--- EXERCISE AIM ---
Copy the records below exactly as they appear.
....
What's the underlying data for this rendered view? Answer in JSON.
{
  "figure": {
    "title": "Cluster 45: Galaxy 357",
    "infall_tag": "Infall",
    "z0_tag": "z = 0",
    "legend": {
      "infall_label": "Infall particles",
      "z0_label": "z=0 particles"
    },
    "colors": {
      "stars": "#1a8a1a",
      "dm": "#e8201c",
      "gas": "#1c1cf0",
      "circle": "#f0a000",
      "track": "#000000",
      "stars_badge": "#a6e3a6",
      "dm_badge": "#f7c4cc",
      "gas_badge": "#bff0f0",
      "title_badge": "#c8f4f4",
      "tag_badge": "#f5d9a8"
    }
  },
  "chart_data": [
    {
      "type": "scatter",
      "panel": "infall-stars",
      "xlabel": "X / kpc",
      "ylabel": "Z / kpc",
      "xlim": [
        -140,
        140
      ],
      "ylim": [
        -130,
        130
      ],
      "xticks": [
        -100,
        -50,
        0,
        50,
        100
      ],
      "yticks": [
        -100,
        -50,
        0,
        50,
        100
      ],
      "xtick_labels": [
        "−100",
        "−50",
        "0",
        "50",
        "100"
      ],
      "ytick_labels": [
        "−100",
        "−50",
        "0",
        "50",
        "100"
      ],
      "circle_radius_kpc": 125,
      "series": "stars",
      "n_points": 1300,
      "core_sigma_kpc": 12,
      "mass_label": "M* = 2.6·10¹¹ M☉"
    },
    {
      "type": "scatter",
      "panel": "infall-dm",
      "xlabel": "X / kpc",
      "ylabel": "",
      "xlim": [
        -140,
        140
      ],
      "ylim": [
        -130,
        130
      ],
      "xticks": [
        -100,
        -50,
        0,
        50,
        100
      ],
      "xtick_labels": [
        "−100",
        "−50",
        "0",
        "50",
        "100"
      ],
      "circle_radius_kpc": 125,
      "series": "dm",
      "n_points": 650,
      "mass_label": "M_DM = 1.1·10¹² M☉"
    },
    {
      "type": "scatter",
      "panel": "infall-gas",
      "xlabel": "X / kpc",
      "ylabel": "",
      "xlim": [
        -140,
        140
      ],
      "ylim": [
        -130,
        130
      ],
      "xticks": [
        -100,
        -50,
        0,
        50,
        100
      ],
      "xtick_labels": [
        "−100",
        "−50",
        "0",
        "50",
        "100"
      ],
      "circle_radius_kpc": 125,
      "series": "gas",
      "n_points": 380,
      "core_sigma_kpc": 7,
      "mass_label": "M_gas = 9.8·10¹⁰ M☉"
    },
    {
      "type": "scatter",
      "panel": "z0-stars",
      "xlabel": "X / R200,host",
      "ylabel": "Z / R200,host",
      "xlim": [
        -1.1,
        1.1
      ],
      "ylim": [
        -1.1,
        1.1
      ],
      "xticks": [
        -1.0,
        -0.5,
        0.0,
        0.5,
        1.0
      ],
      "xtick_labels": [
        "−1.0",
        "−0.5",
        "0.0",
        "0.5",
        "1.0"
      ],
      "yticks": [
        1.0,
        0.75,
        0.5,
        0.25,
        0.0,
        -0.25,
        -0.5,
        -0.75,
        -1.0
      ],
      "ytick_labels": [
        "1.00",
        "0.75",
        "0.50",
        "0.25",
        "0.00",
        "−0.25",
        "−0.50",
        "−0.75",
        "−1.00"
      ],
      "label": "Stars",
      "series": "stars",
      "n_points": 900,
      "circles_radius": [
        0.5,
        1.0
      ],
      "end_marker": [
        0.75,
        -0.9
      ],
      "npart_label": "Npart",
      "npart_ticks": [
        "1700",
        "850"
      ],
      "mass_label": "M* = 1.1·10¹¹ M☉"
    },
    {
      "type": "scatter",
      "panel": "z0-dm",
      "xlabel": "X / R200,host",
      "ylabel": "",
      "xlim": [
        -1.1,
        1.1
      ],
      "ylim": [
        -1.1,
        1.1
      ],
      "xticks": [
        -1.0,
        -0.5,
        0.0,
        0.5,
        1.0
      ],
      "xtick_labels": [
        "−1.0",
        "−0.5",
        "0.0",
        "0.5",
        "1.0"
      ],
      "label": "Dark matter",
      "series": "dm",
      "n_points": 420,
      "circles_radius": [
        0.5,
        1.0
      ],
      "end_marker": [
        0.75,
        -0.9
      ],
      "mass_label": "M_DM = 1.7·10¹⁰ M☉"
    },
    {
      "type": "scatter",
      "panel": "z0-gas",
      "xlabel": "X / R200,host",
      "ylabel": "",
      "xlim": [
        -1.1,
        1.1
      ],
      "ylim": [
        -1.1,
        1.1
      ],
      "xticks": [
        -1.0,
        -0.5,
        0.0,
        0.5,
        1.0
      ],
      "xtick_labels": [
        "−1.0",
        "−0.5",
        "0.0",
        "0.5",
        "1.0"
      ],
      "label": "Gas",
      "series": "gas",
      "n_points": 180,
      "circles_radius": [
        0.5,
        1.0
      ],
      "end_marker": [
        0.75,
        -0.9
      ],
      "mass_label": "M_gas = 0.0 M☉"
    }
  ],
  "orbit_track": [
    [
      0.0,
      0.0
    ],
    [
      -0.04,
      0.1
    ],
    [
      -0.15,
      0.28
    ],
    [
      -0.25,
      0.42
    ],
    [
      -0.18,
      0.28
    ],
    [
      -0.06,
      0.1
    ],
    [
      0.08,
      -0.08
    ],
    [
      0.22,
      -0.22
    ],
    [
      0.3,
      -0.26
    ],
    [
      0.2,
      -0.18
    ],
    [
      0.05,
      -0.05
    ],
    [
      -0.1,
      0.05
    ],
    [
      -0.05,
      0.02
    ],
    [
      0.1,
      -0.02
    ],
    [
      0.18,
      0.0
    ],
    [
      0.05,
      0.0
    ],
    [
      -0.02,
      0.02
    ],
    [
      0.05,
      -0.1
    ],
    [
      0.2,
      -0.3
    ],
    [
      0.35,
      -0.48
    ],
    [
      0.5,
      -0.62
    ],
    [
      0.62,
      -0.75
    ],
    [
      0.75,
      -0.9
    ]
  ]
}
....
--- WRITTEN ANSWER ---
What's the underlying data for this rendered view? Answer in JSON.
{
  "figure": {
    "title": "Cluster 45: Galaxy 357",
    "infall_tag": "Infall",
    "z0_tag": "z = 0",
    "legend": {
      "infall_label": "Infall particles",
      "z0_label": "z=0 particles"
    },
    "colors": {
      "stars": "#1a8a1a",
      "dm": "#e8201c",
      "gas": "#1c1cf0",
      "circle": "#f0a000",
      "track": "#000000",
      "stars_badge": "#a6e3a6",
      "dm_badge": "#f7c4cc",
      "gas_badge": "#bff0f0",
      "title_badge": "#c8f4f4",
      "tag_badge": "#f5d9a8"
    }
  },
  "chart_data": [
    {
      "type": "scatter",
      "panel": "infall-stars",
      "xlabel": "X / kpc",
      "ylabel": "Z / kpc",
      "xlim": [
        -140,
        140
      ],
      "ylim": [
        -130,
        130
      ],
      "xticks": [
        -100,
        -50,
        0,
        50,
        100
      ],
      "yticks": [
        -100,
        -50,
        0,
        50,
        100
      ],
      "xtick_labels": [
        "−100",
        "−50",
        "0",
        "50",
        "100"
      ],
      "ytick_labels": [
        "−100",
        "−50",
        "0",
        "50",
        "100"
      ],
      "circle_radius_kpc": 125,
      "series": "stars",
      "n_points": 1300,
      "core_sigma_kpc": 12,
      "mass_label": "M* = 2.6·10¹¹ M☉"
    },
    {
      "type": "scatter",
      "panel": "infall-dm",
      "xlabel": "X / kpc",
      "ylabel": "",
      "xlim": [
        -140,
        140
      ],
      "ylim": [
        -130,
        130
      ],
      "xticks": [
        -100,
        -50,
        0,
        50,
        100
      ],
      "xtick_labels": [
        "−100",
        "−50",
        "0",
        "50",
        "100"
      ],
      "circle_radius_kpc": 125,
      "series": "dm",
      "n_points": 650,
      "mass_label": "M_DM = 1.1·10¹² M☉"
    },
    {
      "type": "scatter",
      "panel": "infall-gas",
      "xlabel": "X / kpc",
      "ylabel": "",
      "xlim": [
        -140,
        140
      ],
      "ylim": [
        -130,
        130
      ],
      "xticks": [
        -100,
        -50,
        0,
        50,
        100
      ],
      "xtick_labels": [
        "−100",
        "−50",
        "0",
        "50",
        "100"
      ],
      "circle_radius_kpc": 125,
      "series": "gas",
      "n_points": 380,
      "core_sigma_kpc": 7,
      "mass_label": "M_gas = 9.8·10¹⁰ M☉"
    },
    {
      "type": "scatter",
      "panel": "z0-stars",
      "xlabel": "X / R200,host",
      "ylabel": "Z / R200,host",
      "xlim": [
        -1.1,
        1.1
      ],
      "ylim": [
        -1.1,
        1.1
      ],
      "xticks": [
        -1.0,
        -0.5,
        0.0,
        0.5,
        1.0
      ],
      "xtick_labels": [
        "−1.0",
        "−0.5",
        "0.0",
        "0.5",
        "1.0"
      ],
      "yticks": [
        1.0,
        0.75,
        0.5,
        0.25,
        0.0,
        -0.25,
        -0.5,
        -0.75,
        -1.0
      ],
      "ytick_labels": [
        "1.00",
        "0.75",
        "0.50",
        "0.25",
        "0.00",
        "−0.25",
        "−0.50",
        "−0.75",
        "−1.00"
      ],
      "label": "Stars",
      "series": "stars",
      "n_points": 900,
      "circles_radius": [
        0.5,
        1.0
      ],
      "end_marker": [
        0.75,
        -0.9
      ],
      "npart_label": "Npart",
      "npart_ticks": [
        "1700",
        "850"
      ],
      "mass_label": "M* = 1.1·10¹¹ M☉"
    },
    {
      "type": "scatter",
      "panel": "z0-dm",
      "xlabel": "X / R200,host",
      "ylabel": "",
      "xlim": [
        -1.1,
        1.1
      ],
      "ylim": [
        -1.1,
        1.1
      ],
      "xticks": [
        -1.0,
        -0.5,
        0.0,
        0.5,
        1.0
      ],
      "xtick_labels": [
        "−1.0",
        "−0.5",
        "0.0",
        "0.5",
        "1.0"
      ],
      "label": "Dark matter",
      "series": "dm",
      "n_points": 420,
      "circles_radius": [
        0.5,
        1.0
      ],
      "end_marker": [
        0.75,
        -0.9
      ],
      "mass_label": "M_DM = 1.7·10¹⁰ M☉"
    },
    {
      "type": "scatter",
      "panel": "z0-gas",
      "xlabel": "X / R200,host",
      "ylabel": "",
      "xlim": [
        -1.1,
        1.1
      ],
      "ylim": [
        -1.1,
        1.1
      ],
      "xticks": [
        -1.0,
        -0.5,
        0.0,
        0.5,
        1.0
      ],
      "xtick_labels": [
        "−1.0",
        "−0.5",
        "0.0",
        "0.5",
        "1.0"
      ],
      "label": "Gas",
      "series": "gas",
      "n_points": 180,
      "circles_radius": [
        0.5,
        1.0
      ],
      "end_marker": [
        0.75,
        -0.9
      ],
      "mass_label": "M_gas = 0.0 M☉"
    }
  ],
  "orbit_track": [
    [
      0.0,
      0.0
    ],
    [
      -0.04,
      0.1
    ],
    [
      -0.15,
      0.28
    ],
    [
      -0.25,
      0.42
    ],
    [
      -0.18,
      0.28
    ],
    [
      -0.06,
      0.1
    ],
    [
      0.08,
      -0.08
    ],
    [
      0.22,
      -0.22
    ],
    [
      0.3,
      -0.26
    ],
    [
      0.2,
      -0.18
    ],
    [
      0.05,
      -0.05
    ],
    [
      -0.1,
      0.05
    ],
    [
      -0.05,
      0.02
    ],
    [
      0.1,
      -0.02
    ],
    [
      0.18,
      0.0
    ],
    [
      0.05,
      0.0
    ],
    [
      -0.02,
      0.02
    ],
    [
      0.05,
      -0.1
    ],
    [
      0.2,
      -0.3
    ],
    [
      0.35,
      -0.48
    ],
    [
      0.5,
      -0.62
    ],
    [
      0.62,
      -0.75
    ],
    [
      0.75,
      -0.9
    ]
  ]
}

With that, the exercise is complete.